• DATA SHOWN:
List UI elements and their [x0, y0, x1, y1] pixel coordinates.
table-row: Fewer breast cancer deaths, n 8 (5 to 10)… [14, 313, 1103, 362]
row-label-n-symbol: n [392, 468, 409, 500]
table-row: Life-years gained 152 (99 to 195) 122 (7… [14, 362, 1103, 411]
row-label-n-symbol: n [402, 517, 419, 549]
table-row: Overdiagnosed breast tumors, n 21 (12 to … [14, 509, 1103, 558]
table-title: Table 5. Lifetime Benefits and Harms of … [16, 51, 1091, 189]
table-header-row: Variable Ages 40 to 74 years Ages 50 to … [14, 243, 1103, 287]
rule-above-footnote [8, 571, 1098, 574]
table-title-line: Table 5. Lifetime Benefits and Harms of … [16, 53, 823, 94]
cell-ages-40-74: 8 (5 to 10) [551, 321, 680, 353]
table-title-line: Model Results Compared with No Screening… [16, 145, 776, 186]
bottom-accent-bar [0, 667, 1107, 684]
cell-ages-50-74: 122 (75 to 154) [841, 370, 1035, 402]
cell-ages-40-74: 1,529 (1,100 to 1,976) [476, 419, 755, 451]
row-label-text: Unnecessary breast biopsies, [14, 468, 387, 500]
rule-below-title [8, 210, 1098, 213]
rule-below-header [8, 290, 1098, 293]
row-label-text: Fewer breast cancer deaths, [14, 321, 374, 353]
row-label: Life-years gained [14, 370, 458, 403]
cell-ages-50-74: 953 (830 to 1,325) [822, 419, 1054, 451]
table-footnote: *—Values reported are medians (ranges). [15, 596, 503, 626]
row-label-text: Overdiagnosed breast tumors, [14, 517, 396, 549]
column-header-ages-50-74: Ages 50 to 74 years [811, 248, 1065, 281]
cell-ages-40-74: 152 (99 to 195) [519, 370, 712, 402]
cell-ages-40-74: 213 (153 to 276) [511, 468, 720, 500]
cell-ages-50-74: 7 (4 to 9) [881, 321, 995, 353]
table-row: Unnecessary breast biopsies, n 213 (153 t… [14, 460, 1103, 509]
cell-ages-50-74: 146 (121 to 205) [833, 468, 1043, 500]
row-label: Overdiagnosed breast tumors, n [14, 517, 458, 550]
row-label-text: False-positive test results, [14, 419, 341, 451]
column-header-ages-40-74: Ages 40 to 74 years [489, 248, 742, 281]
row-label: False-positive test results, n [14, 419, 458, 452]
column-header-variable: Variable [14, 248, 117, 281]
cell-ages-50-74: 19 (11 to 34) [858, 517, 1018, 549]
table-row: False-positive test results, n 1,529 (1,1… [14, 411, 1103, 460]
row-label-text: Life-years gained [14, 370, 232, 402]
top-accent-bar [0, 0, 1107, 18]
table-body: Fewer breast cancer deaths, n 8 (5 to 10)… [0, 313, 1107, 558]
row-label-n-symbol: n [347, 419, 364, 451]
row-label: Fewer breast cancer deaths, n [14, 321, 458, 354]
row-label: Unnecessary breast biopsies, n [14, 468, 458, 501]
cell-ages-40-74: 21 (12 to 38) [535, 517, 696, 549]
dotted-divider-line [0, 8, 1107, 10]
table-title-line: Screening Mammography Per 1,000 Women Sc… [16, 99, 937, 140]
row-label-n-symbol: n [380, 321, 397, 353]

• INSTRUCTIONS TO FOLLOW:
Which lines above contain the word "gained"? Copy each one.

• SOLVED PROBLEM:
table-row: Life-years gained 152 (99 to 195) 122 (7… [14, 362, 1103, 411]
row-label: Life-years gained [14, 370, 458, 403]
row-label-text: Life-years gained [14, 370, 232, 402]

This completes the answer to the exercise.